[Dataset listings of figures]
-- BEGIN --
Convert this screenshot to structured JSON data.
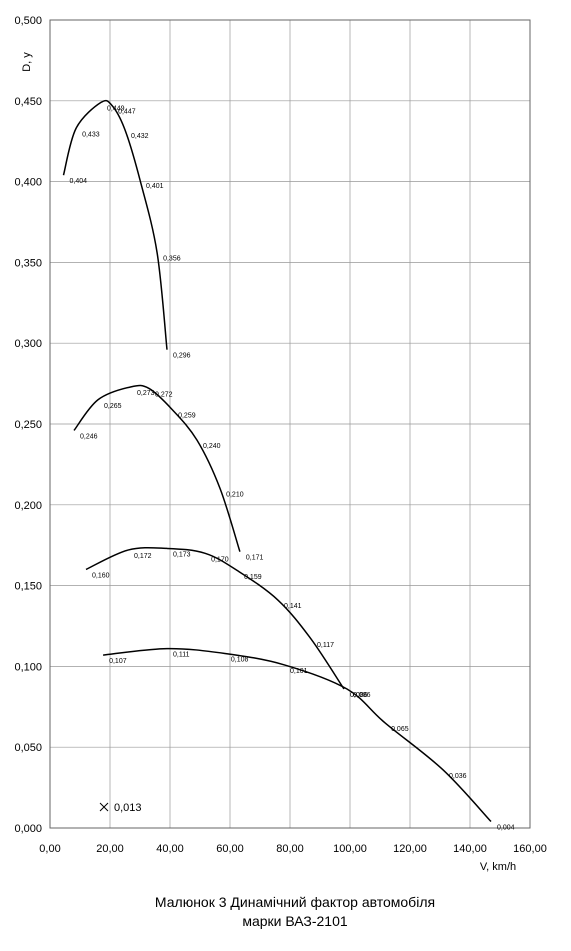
{
  "chart_data": {
    "type": "line",
    "xlabel": "V, km/h",
    "ylabel": "D, у",
    "caption": [
      "Малюнок 3 Динамічний фактор автомобіля",
      "марки ВАЗ-2101"
    ],
    "xlim": [
      0,
      160
    ],
    "ylim": [
      0,
      0.5
    ],
    "grid": true,
    "xticks": [
      {
        "value": 0,
        "label": "0,00"
      },
      {
        "value": 20,
        "label": "20,00"
      },
      {
        "value": 40,
        "label": "40,00"
      },
      {
        "value": 60,
        "label": "60,00"
      },
      {
        "value": 80,
        "label": "80,00"
      },
      {
        "value": 100,
        "label": "100,00"
      },
      {
        "value": 120,
        "label": "120,00"
      },
      {
        "value": 140,
        "label": "140,00"
      },
      {
        "value": 160,
        "label": "160,00"
      }
    ],
    "yticks": [
      {
        "value": 0,
        "label": "0,000"
      },
      {
        "value": 0.05,
        "label": "0,050"
      },
      {
        "value": 0.1,
        "label": "0,100"
      },
      {
        "value": 0.15,
        "label": "0,150"
      },
      {
        "value": 0.2,
        "label": "0,200"
      },
      {
        "value": 0.25,
        "label": "0,250"
      },
      {
        "value": 0.3,
        "label": "0,300"
      },
      {
        "value": 0.35,
        "label": "0,350"
      },
      {
        "value": 0.4,
        "label": "0,400"
      },
      {
        "value": 0.45,
        "label": "0,450"
      },
      {
        "value": 0.5,
        "label": "0,500"
      }
    ],
    "series": [
      {
        "color": "#000000",
        "x": [
          4.5,
          8.7,
          17,
          20.7,
          25,
          30,
          35.7,
          39
        ],
        "values": [
          0.404,
          0.433,
          0.449,
          0.447,
          0.432,
          0.401,
          0.356,
          0.296
        ],
        "value_labels": [
          "0,404",
          "0,433",
          "0,449",
          "0,447",
          "0,432",
          "0,401",
          "0,356",
          "0,296"
        ]
      },
      {
        "color": "#000000",
        "x": [
          8,
          16,
          27,
          33,
          40.7,
          49,
          56.7,
          63.3
        ],
        "values": [
          0.246,
          0.265,
          0.273,
          0.272,
          0.259,
          0.24,
          0.21,
          0.171
        ],
        "value_labels": [
          "0,246",
          "0,265",
          "0,273",
          "0,272",
          "0,259",
          "0,240",
          "0,210",
          "0,171"
        ]
      },
      {
        "color": "#000000",
        "x": [
          12,
          26,
          39,
          51.7,
          62.7,
          76,
          87,
          98
        ],
        "values": [
          0.16,
          0.172,
          0.173,
          0.17,
          0.159,
          0.141,
          0.117,
          0.086
        ],
        "value_labels": [
          "0,160",
          "0,172",
          "0,173",
          "0,170",
          "0,159",
          "0,141",
          "0,117",
          "0,086"
        ]
      },
      {
        "color": "#000000",
        "x": [
          17.7,
          39,
          58.3,
          78,
          99,
          111.7,
          131,
          147
        ],
        "values": [
          0.107,
          0.111,
          0.108,
          0.101,
          0.086,
          0.065,
          0.036,
          0.004
        ],
        "value_labels": [
          "0,107",
          "0,111",
          "0,108",
          "0,101",
          "0,086",
          "0,065",
          "0,036",
          "0,004"
        ]
      }
    ],
    "points": [
      {
        "x": 18,
        "y": 0.013,
        "label": "0,013"
      }
    ]
  }
}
-- END --
PROBLEM REQUIREMENTS ▸ Print the records word for word and exclude any picture they hold.

OUTPUT FOR THIS EXERCISE ▸
Convert this screenshot to structured JSON data.
{
  "chart_data": {
    "type": "line",
    "xlabel": "V, km/h",
    "ylabel": "D, у",
    "caption": [
      "Малюнок 3 Динамічний фактор автомобіля",
      "марки ВАЗ-2101"
    ],
    "xlim": [
      0,
      160
    ],
    "ylim": [
      0,
      0.5
    ],
    "grid": true,
    "xticks": [
      {
        "value": 0,
        "label": "0,00"
      },
      {
        "value": 20,
        "label": "20,00"
      },
      {
        "value": 40,
        "label": "40,00"
      },
      {
        "value": 60,
        "label": "60,00"
      },
      {
        "value": 80,
        "label": "80,00"
      },
      {
        "value": 100,
        "label": "100,00"
      },
      {
        "value": 120,
        "label": "120,00"
      },
      {
        "value": 140,
        "label": "140,00"
      },
      {
        "value": 160,
        "label": "160,00"
      }
    ],
    "yticks": [
      {
        "value": 0,
        "label": "0,000"
      },
      {
        "value": 0.05,
        "label": "0,050"
      },
      {
        "value": 0.1,
        "label": "0,100"
      },
      {
        "value": 0.15,
        "label": "0,150"
      },
      {
        "value": 0.2,
        "label": "0,200"
      },
      {
        "value": 0.25,
        "label": "0,250"
      },
      {
        "value": 0.3,
        "label": "0,300"
      },
      {
        "value": 0.35,
        "label": "0,350"
      },
      {
        "value": 0.4,
        "label": "0,400"
      },
      {
        "value": 0.45,
        "label": "0,450"
      },
      {
        "value": 0.5,
        "label": "0,500"
      }
    ],
    "series": [
      {
        "color": "#000000",
        "x": [
          4.5,
          8.7,
          17,
          20.7,
          25,
          30,
          35.7,
          39
        ],
        "values": [
          0.404,
          0.433,
          0.449,
          0.447,
          0.432,
          0.401,
          0.356,
          0.296
        ],
        "value_labels": [
          "0,404",
          "0,433",
          "0,449",
          "0,447",
          "0,432",
          "0,401",
          "0,356",
          "0,296"
        ]
      },
      {
        "color": "#000000",
        "x": [
          8,
          16,
          27,
          33,
          40.7,
          49,
          56.7,
          63.3
        ],
        "values": [
          0.246,
          0.265,
          0.273,
          0.272,
          0.259,
          0.24,
          0.21,
          0.171
        ],
        "value_labels": [
          "0,246",
          "0,265",
          "0,273",
          "0,272",
          "0,259",
          "0,240",
          "0,210",
          "0,171"
        ]
      },
      {
        "color": "#000000",
        "x": [
          12,
          26,
          39,
          51.7,
          62.7,
          76,
          87,
          98
        ],
        "values": [
          0.16,
          0.172,
          0.173,
          0.17,
          0.159,
          0.141,
          0.117,
          0.086
        ],
        "value_labels": [
          "0,160",
          "0,172",
          "0,173",
          "0,170",
          "0,159",
          "0,141",
          "0,117",
          "0,086"
        ]
      },
      {
        "color": "#000000",
        "x": [
          17.7,
          39,
          58.3,
          78,
          99,
          111.7,
          131,
          147
        ],
        "values": [
          0.107,
          0.111,
          0.108,
          0.101,
          0.086,
          0.065,
          0.036,
          0.004
        ],
        "value_labels": [
          "0,107",
          "0,111",
          "0,108",
          "0,101",
          "0,086",
          "0,065",
          "0,036",
          "0,004"
        ]
      }
    ],
    "points": [
      {
        "x": 18,
        "y": 0.013,
        "label": "0,013"
      }
    ]
  }
}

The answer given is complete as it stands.